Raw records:

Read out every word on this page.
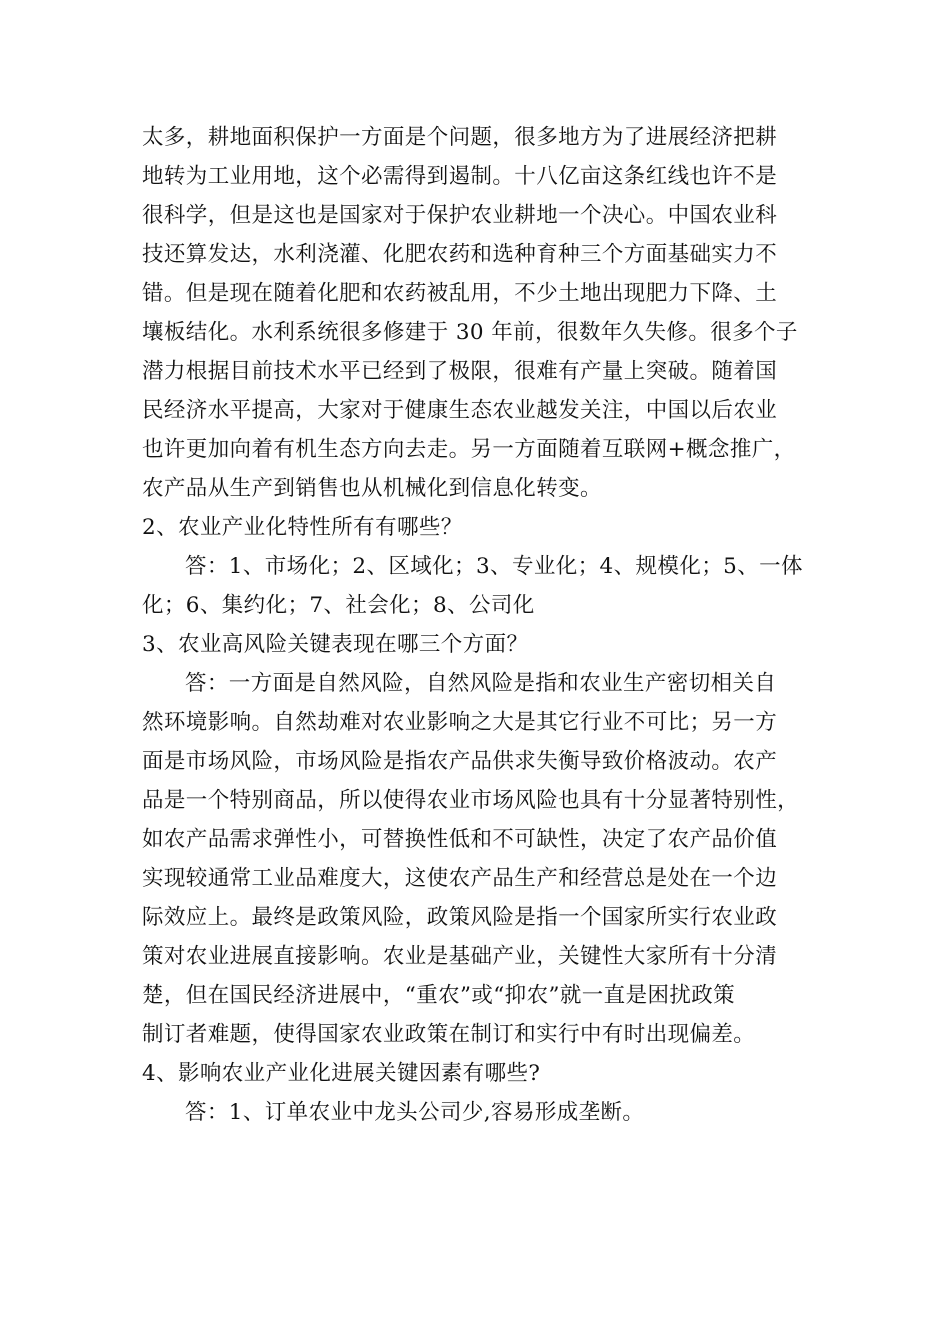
太多，耕地面积保护一方面是个问题，很多地方为了进展经济把耕
地转为工业用地，这个必需得到遏制。十八亿亩这条红线也许不是
很科学，但是这也是国家对于保护农业耕地一个决心。中国农业科
技还算发达，水利浇灌、化肥农药和选种育种三个方面基础实力不
错。但是现在随着化肥和农药被乱用，不少土地出现肥力下降、土
壤板结化。水利系统很多修建于 30 年前，很数年久失修。很多个子
潜力根据目前技术水平已经到了极限，很难有产量上突破。随着国
民经济水平提高，大家对于健康生态农业越发关注，中国以后农业
也许更加向着有机生态方向去走。另一方面随着互联网+概念推广，
农产品从生产到销售也从机械化到信息化转变。
2、农业产业化特性所有有哪些？
答：1、市场化；2、区域化；3、专业化；4、规模化；5、一体
化；6、集约化；7、社会化；8、公司化
3、农业高风险关键表现在哪三个方面？
答：一方面是自然风险，自然风险是指和农业生产密切相关自
然环境影响。自然劫难对农业影响之大是其它行业不可比；另一方
面是市场风险，市场风险是指农产品供求失衡导致价格波动。农产
品是一个特别商品，所以使得农业市场风险也具有十分显著特别性，
如农产品需求弹性小，可替换性低和不可缺性，决定了农产品价值
实现较通常工业品难度大，这使农产品生产和经营总是处在一个边
际效应上。最终是政策风险，政策风险是指一个国家所实行农业政
策对农业进展直接影响。农业是基础产业，关键性大家所有十分清
楚，但在国民经济进展中，“重农”或“抑农”就一直是困扰政策
制订者难题，使得国家农业政策在制订和实行中有时出现偏差。
4、影响农业产业化进展关键因素有哪些?
答：1、订单农业中龙头公司少,容易形成垄断。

**REQUIREMENTS:**
Excluding the pictures, reproduce every entry exactly as given.

**OUTPUT OF THE TASK:**
Read out every word on this page.
太多，耕地面积保护一方面是个问题，很多地方为了进展经济把耕
地转为工业用地，这个必需得到遏制。十八亿亩这条红线也许不是
很科学，但是这也是国家对于保护农业耕地一个决心。中国农业科
技还算发达，水利浇灌、化肥农药和选种育种三个方面基础实力不
错。但是现在随着化肥和农药被乱用，不少土地出现肥力下降、土
壤板结化。水利系统很多修建于 30 年前，很数年久失修。很多个子
潜力根据目前技术水平已经到了极限，很难有产量上突破。随着国
民经济水平提高，大家对于健康生态农业越发关注，中国以后农业
也许更加向着有机生态方向去走。另一方面随着互联网+概念推广，
农产品从生产到销售也从机械化到信息化转变。
2、农业产业化特性所有有哪些？
答：1、市场化；2、区域化；3、专业化；4、规模化；5、一体
化；6、集约化；7、社会化；8、公司化
3、农业高风险关键表现在哪三个方面？
答：一方面是自然风险，自然风险是指和农业生产密切相关自
然环境影响。自然劫难对农业影响之大是其它行业不可比；另一方
面是市场风险，市场风险是指农产品供求失衡导致价格波动。农产
品是一个特别商品，所以使得农业市场风险也具有十分显著特别性，
如农产品需求弹性小，可替换性低和不可缺性，决定了农产品价值
实现较通常工业品难度大，这使农产品生产和经营总是处在一个边
际效应上。最终是政策风险，政策风险是指一个国家所实行农业政
策对农业进展直接影响。农业是基础产业，关键性大家所有十分清
楚，但在国民经济进展中，“重农”或“抑农”就一直是困扰政策
制订者难题，使得国家农业政策在制订和实行中有时出现偏差。
4、影响农业产业化进展关键因素有哪些?
答：1、订单农业中龙头公司少,容易形成垄断。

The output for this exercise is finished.